→ **Problem requirements**:
Starting at the line that contains "Read out every word on this page.", reproduce every line through the end of the entries below, with no pictures in the copy.

[START OF Records to process]

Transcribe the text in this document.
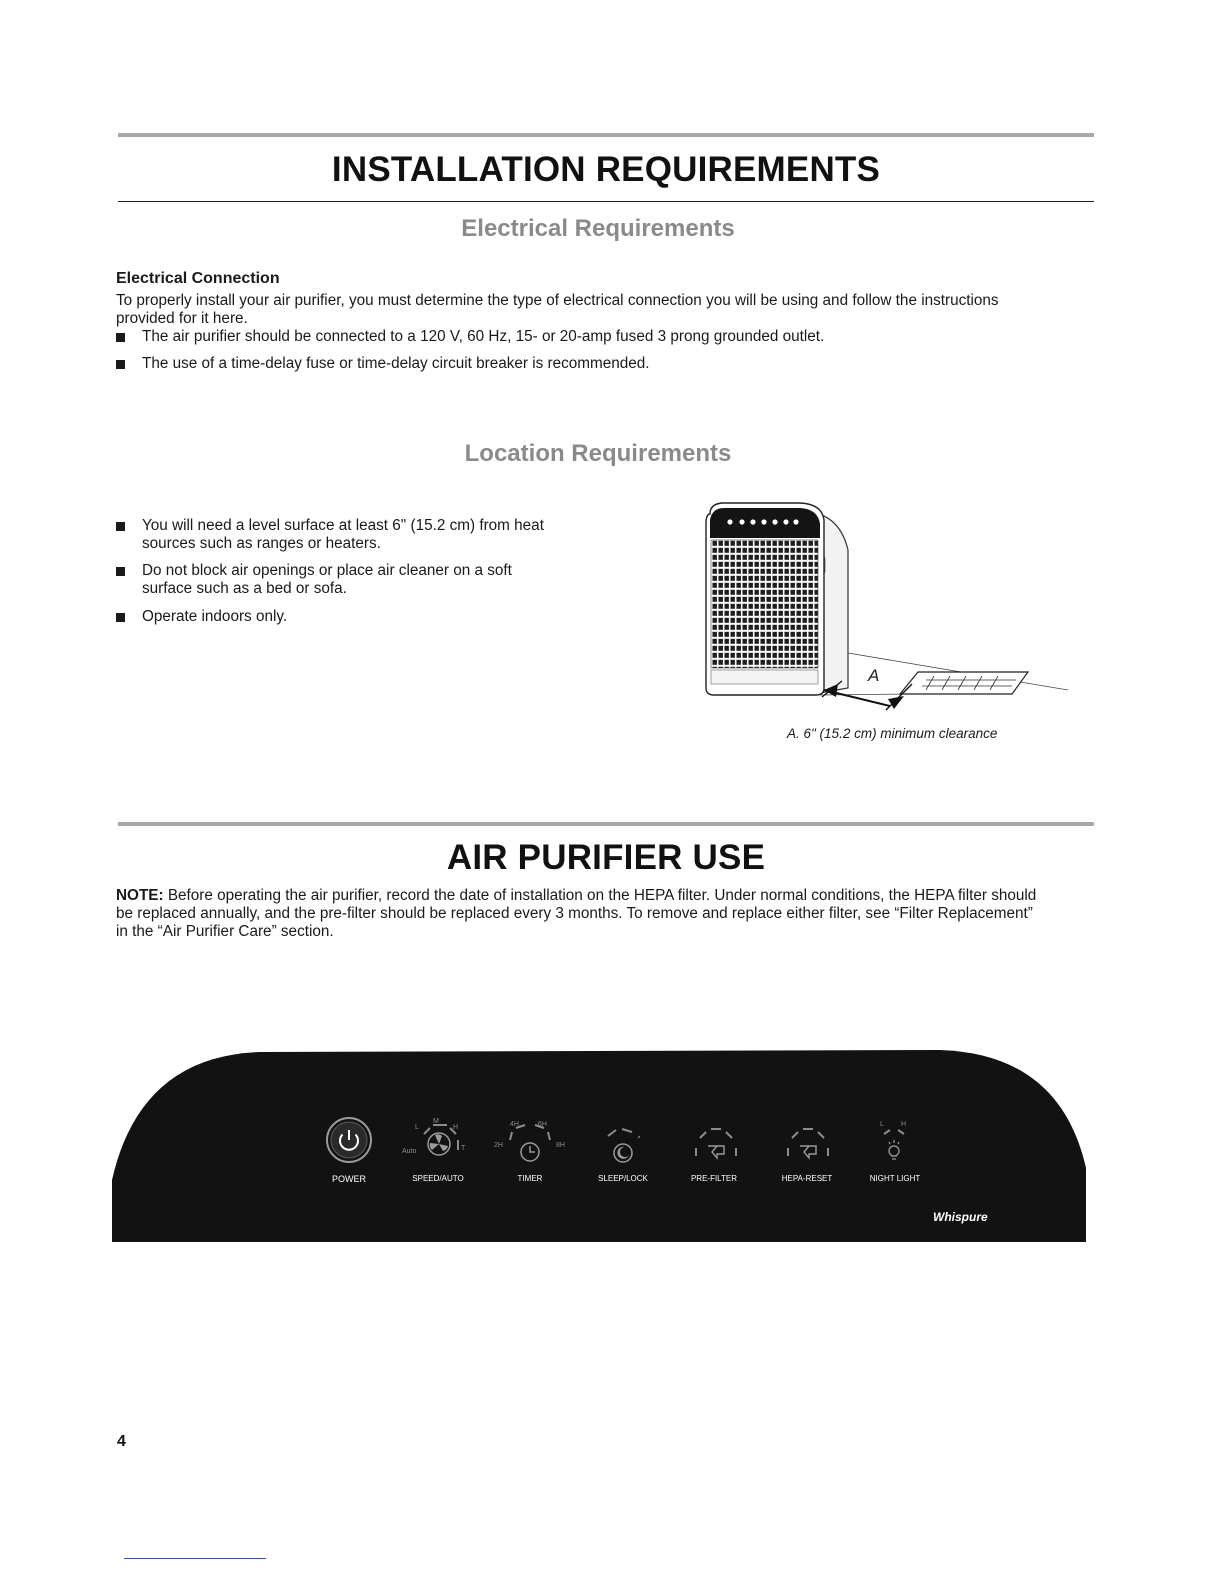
INSTALLATION REQUIREMENTS
Electrical Requirements
Electrical Connection
To properly install your air purifier, you must determine the type of electrical connection you will be using and follow the instructions
provided for it here.
The air purifier should be connected to a 120 V, 60 Hz, 15- or 20-amp fused 3 prong grounded outlet.
The use of a time-delay fuse or time-delay circuit breaker is recommended.
Location Requirements
You will need a level surface at least 6" (15.2 cm) from heat
sources such as ranges or heaters.
Do not block air openings or place air cleaner on a soft
surface such as a bed or sofa.
Operate indoors only.
A
A. 6" (15.2 cm) minimum clearance
AIR PURIFIER USE
NOTE: Before operating the air purifier, record the date of installation on the HEPA filter. Under normal conditions, the HEPA filter should
be replaced annually, and the pre-filter should be replaced every 3 months. To remove and replace either filter, see “Filter Replacement”
in the “Air Purifier Care” section.
L
M
H
Auto	T	2H
4H	6H
8H
L H
POWER	SPEED/AUTO	TIMER	SLEEP/LOCK	PRE-FILTER	HEPA-RESET	NIGHT LIGHT
Whispure
4
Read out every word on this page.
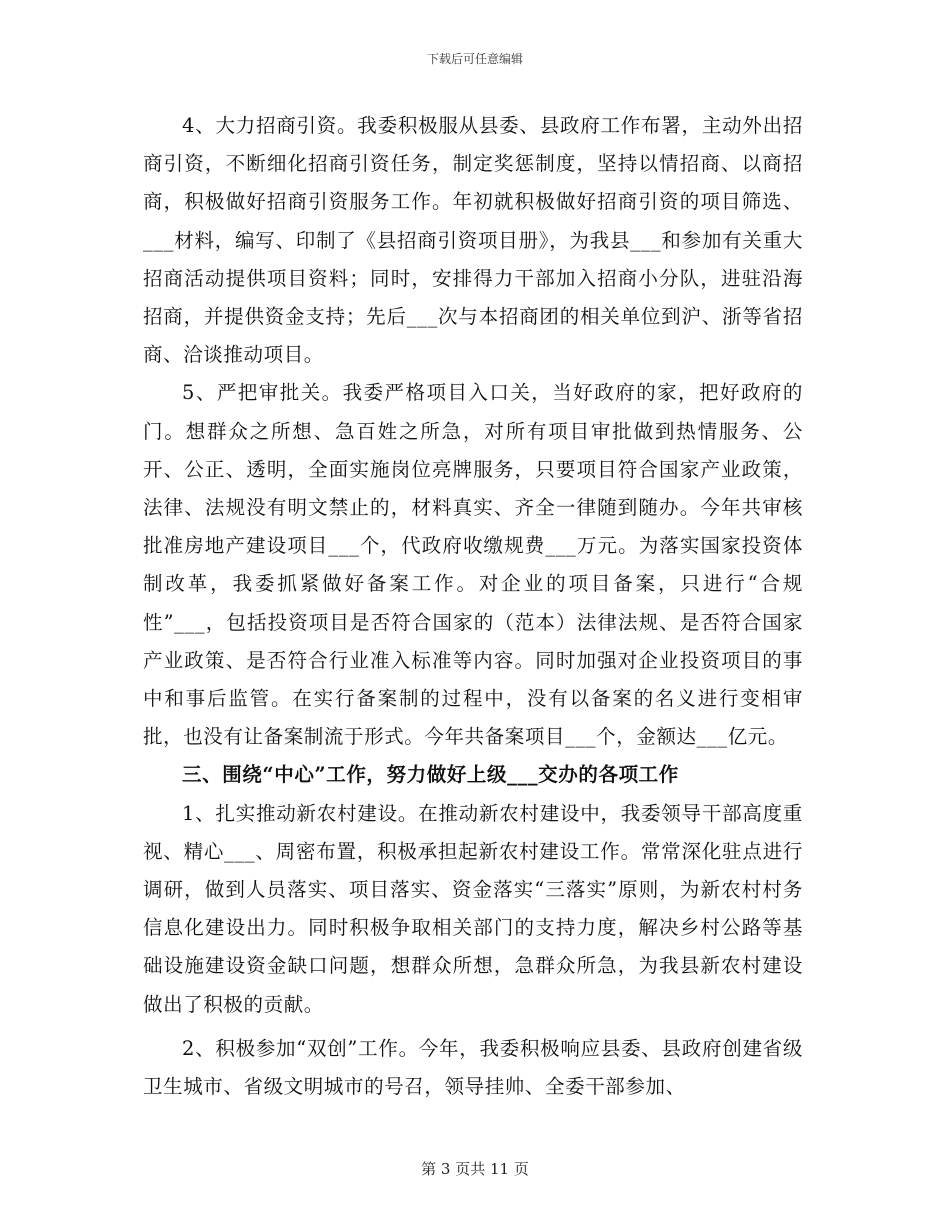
下载后可任意编辑

4、大力招商引资。我委积极服从县委、县政府工作布署，主动外出招商引资，不断细化招商引资任务，制定奖惩制度，坚持以情招商、以商招商，积极做好招商引资服务工作。年初就积极做好招商引资的项目筛选、___材料，编写、印制了《县招商引资项目册》，为我县___和参加有关重大招商活动提供项目资料；同时，安排得力干部加入招商小分队，进驻沿海招商，并提供资金支持；先后___次与本招商团的相关单位到沪、浙等省招商、洽谈推动项目。

5、严把审批关。我委严格项目入口关，当好政府的家，把好政府的门。想群众之所想、急百姓之所急，对所有项目审批做到热情服务、公开、公正、透明，全面实施岗位亮牌服务，只要项目符合国家产业政策，法律、法规没有明文禁止的，材料真实、齐全一律随到随办。今年共审核批准房地产建设项目___个，代政府收缴规费___万元。为落实国家投资体制改革，我委抓紧做好备案工作。对企业的项目备案，只进行“合规性”___，包括投资项目是否符合国家的（范本）法律法规、是否符合国家产业政策、是否符合行业准入标准等内容。同时加强对企业投资项目的事中和事后监管。在实行备案制的过程中，没有以备案的名义进行变相审批，也没有让备案制流于形式。今年共备案项目___个，金额达___亿元。

三、围绕“中心”工作，努力做好上级___交办的各项工作

1、扎实推动新农村建设。在推动新农村建设中，我委领导干部高度重视、精心___、周密布置，积极承担起新农村建设工作。常常深化驻点进行调研，做到人员落实、项目落实、资金落实“三落实”原则，为新农村村务信息化建设出力。同时积极争取相关部门的支持力度，解决乡村公路等基础设施建设资金缺口问题，想群众所想，急群众所急，为我县新农村建设做出了积极的贡献。

2、积极参加“双创”工作。今年，我委积极响应县委、县政府创建省级卫生城市、省级文明城市的号召，领导挂帅、全委干部参加、

第 3 页共 11 页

[END OF Records to process]

→ **Written answer**:
Read out every word on this page.
下载后可任意编辑

4、大力招商引资。我委积极服从县委、县政府工作布署，主动外出招商引资，不断细化招商引资任务，制定奖惩制度，坚持以情招商、以商招商，积极做好招商引资服务工作。年初就积极做好招商引资的项目筛选、___材料，编写、印制了《县招商引资项目册》，为我县___和参加有关重大招商活动提供项目资料；同时，安排得力干部加入招商小分队，进驻沿海招商，并提供资金支持；先后___次与本招商团的相关单位到沪、浙等省招商、洽谈推动项目。

5、严把审批关。我委严格项目入口关，当好政府的家，把好政府的门。想群众之所想、急百姓之所急，对所有项目审批做到热情服务、公开、公正、透明，全面实施岗位亮牌服务，只要项目符合国家产业政策，法律、法规没有明文禁止的，材料真实、齐全一律随到随办。今年共审核批准房地产建设项目___个，代政府收缴规费___万元。为落实国家投资体制改革，我委抓紧做好备案工作。对企业的项目备案，只进行“合规性”___，包括投资项目是否符合国家的（范本）法律法规、是否符合国家产业政策、是否符合行业准入标准等内容。同时加强对企业投资项目的事中和事后监管。在实行备案制的过程中，没有以备案的名义进行变相审批，也没有让备案制流于形式。今年共备案项目___个，金额达___亿元。

三、围绕“中心”工作，努力做好上级___交办的各项工作

1、扎实推动新农村建设。在推动新农村建设中，我委领导干部高度重视、精心___、周密布置，积极承担起新农村建设工作。常常深化驻点进行调研，做到人员落实、项目落实、资金落实“三落实”原则，为新农村村务信息化建设出力。同时积极争取相关部门的支持力度，解决乡村公路等基础设施建设资金缺口问题，想群众所想，急群众所急，为我县新农村建设做出了积极的贡献。

2、积极参加“双创”工作。今年，我委积极响应县委、县政府创建省级卫生城市、省级文明城市的号召，领导挂帅、全委干部参加、

第 3 页共 11 页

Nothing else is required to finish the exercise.